--- Directions ---
Write every line out verbatim and omit the pictures.

-- start of Data entries --

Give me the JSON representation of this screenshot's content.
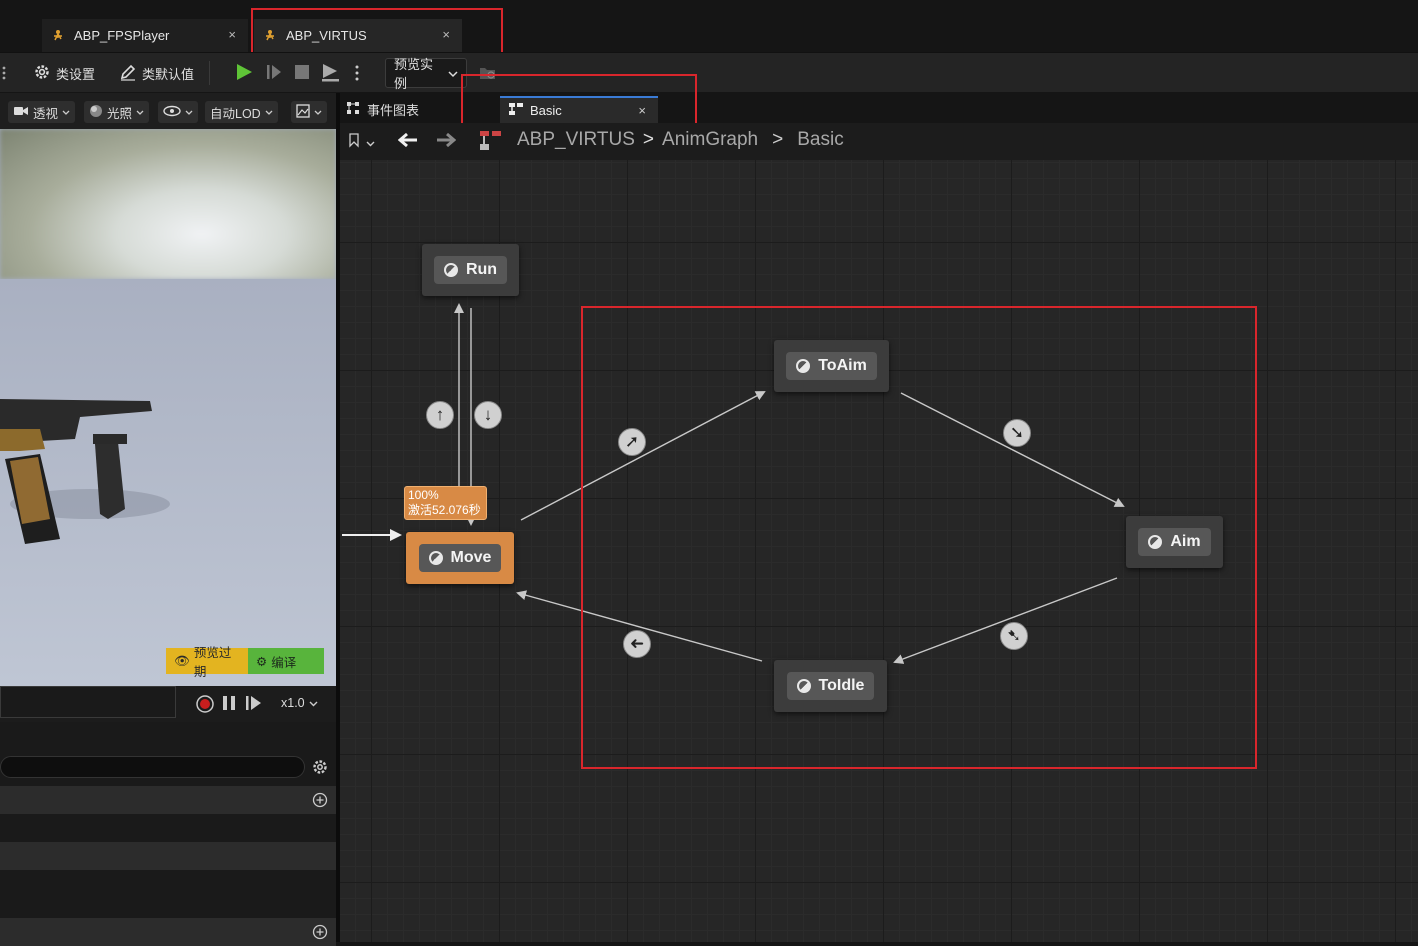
{
  "doc_tabs": [
    {
      "label": "ABP_FPSPlayer",
      "close": "×"
    },
    {
      "label": "ABP_VIRTUS",
      "close": "×"
    }
  ],
  "toolbar": {
    "class_settings": "类设置",
    "class_defaults": "类默认值",
    "preview_instance": "预览实例"
  },
  "viewport_bar": {
    "perspective": "透视",
    "lighting": "光照",
    "auto_lod": "自动LOD"
  },
  "viewport": {
    "preview_outdated": "预览过期",
    "compile": "编译"
  },
  "timeline": {
    "speed": "x1.0"
  },
  "graph_tabs": [
    {
      "label": "事件图表"
    },
    {
      "label": "Basic",
      "close": "×"
    }
  ],
  "breadcrumb": {
    "items": [
      "ABP_VIRTUS",
      "AnimGraph",
      "Basic"
    ],
    "sep": ">"
  },
  "states": {
    "run": "Run",
    "move": "Move",
    "to_aim": "ToAim",
    "aim": "Aim",
    "to_idle": "ToIdle"
  },
  "move_tooltip": {
    "weight": "100%",
    "active": "激活52.076秒"
  },
  "colors": {
    "active_state": "#d88a45",
    "highlight_box": "#d9262c",
    "play_green": "#5fc437",
    "badge_yellow": "#e3b420",
    "badge_green": "#58b43c"
  },
  "icons": {
    "transition_up": "↑",
    "transition_down": "↓",
    "transition_ne": "➚",
    "transition_se": "➘",
    "transition_sw": "➷",
    "transition_w": "➜"
  }
}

-- end of Data entries --

--- Result for this task ---
Give me the JSON representation of this screenshot's content.
{
  "doc_tabs": [
    {
      "label": "ABP_FPSPlayer",
      "close": "×"
    },
    {
      "label": "ABP_VIRTUS",
      "close": "×"
    }
  ],
  "toolbar": {
    "class_settings": "类设置",
    "class_defaults": "类默认值",
    "preview_instance": "预览实例"
  },
  "viewport_bar": {
    "perspective": "透视",
    "lighting": "光照",
    "auto_lod": "自动LOD"
  },
  "viewport": {
    "preview_outdated": "预览过期",
    "compile": "编译"
  },
  "timeline": {
    "speed": "x1.0"
  },
  "graph_tabs": [
    {
      "label": "事件图表"
    },
    {
      "label": "Basic",
      "close": "×"
    }
  ],
  "breadcrumb": {
    "items": [
      "ABP_VIRTUS",
      "AnimGraph",
      "Basic"
    ],
    "sep": ">"
  },
  "states": {
    "run": "Run",
    "move": "Move",
    "to_aim": "ToAim",
    "aim": "Aim",
    "to_idle": "ToIdle"
  },
  "move_tooltip": {
    "weight": "100%",
    "active": "激活52.076秒"
  },
  "colors": {
    "active_state": "#d88a45",
    "highlight_box": "#d9262c",
    "play_green": "#5fc437",
    "badge_yellow": "#e3b420",
    "badge_green": "#58b43c"
  },
  "icons": {
    "transition_up": "↑",
    "transition_down": "↓",
    "transition_ne": "➚",
    "transition_se": "➘",
    "transition_sw": "➷",
    "transition_w": "➜"
  }
}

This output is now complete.